(Figure record listings)

----

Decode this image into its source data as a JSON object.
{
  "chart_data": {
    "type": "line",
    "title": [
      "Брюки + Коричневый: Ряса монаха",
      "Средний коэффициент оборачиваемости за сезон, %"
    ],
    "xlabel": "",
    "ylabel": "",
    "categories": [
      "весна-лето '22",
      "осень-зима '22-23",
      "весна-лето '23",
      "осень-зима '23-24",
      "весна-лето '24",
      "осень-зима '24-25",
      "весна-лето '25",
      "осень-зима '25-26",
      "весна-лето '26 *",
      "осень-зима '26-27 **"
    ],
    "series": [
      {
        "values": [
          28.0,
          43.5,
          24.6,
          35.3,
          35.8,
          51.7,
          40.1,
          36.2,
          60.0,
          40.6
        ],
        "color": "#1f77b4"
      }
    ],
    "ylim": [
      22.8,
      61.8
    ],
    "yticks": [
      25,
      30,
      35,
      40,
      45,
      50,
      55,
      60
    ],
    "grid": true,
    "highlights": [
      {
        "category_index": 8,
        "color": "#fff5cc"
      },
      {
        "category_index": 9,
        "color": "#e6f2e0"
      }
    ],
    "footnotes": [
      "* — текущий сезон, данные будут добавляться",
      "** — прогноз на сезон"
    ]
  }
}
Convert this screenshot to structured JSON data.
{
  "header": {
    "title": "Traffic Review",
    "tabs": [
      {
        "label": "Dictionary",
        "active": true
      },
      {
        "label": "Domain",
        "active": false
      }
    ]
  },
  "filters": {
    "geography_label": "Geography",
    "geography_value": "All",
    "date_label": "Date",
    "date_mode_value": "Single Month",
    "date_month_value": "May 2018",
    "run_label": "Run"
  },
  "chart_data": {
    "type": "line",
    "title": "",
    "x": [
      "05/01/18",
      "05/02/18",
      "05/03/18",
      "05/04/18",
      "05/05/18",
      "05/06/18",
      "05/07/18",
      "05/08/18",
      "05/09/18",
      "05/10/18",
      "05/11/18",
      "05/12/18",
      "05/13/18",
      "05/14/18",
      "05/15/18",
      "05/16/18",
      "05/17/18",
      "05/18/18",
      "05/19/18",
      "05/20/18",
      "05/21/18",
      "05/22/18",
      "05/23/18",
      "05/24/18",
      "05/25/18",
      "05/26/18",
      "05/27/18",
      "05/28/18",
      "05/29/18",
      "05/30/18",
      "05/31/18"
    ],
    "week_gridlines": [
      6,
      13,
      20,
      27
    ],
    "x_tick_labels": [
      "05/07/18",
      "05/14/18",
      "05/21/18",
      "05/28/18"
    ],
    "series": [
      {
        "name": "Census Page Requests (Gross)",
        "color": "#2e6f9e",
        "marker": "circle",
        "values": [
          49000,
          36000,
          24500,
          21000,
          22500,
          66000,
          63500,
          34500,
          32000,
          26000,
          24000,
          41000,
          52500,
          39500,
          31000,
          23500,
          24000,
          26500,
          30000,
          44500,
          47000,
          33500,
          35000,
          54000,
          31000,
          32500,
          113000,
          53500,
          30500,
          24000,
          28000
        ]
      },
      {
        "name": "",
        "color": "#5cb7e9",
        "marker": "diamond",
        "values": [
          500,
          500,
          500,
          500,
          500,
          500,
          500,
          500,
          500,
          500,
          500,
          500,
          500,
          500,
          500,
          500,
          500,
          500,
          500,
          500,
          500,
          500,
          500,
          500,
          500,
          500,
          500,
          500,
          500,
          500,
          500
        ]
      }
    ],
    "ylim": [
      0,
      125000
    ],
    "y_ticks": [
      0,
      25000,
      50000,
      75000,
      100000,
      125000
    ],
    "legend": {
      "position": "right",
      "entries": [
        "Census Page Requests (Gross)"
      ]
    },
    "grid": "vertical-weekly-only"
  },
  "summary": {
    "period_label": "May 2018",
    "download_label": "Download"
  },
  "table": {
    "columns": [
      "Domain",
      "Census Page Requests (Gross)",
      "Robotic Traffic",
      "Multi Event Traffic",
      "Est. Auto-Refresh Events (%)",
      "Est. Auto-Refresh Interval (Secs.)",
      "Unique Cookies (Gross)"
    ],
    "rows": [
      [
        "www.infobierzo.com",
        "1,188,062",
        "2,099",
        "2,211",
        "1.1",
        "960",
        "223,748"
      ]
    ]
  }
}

----

Goal: Work out how many lines of the listing above include the word "JSON". Report only the number.

Solution: 2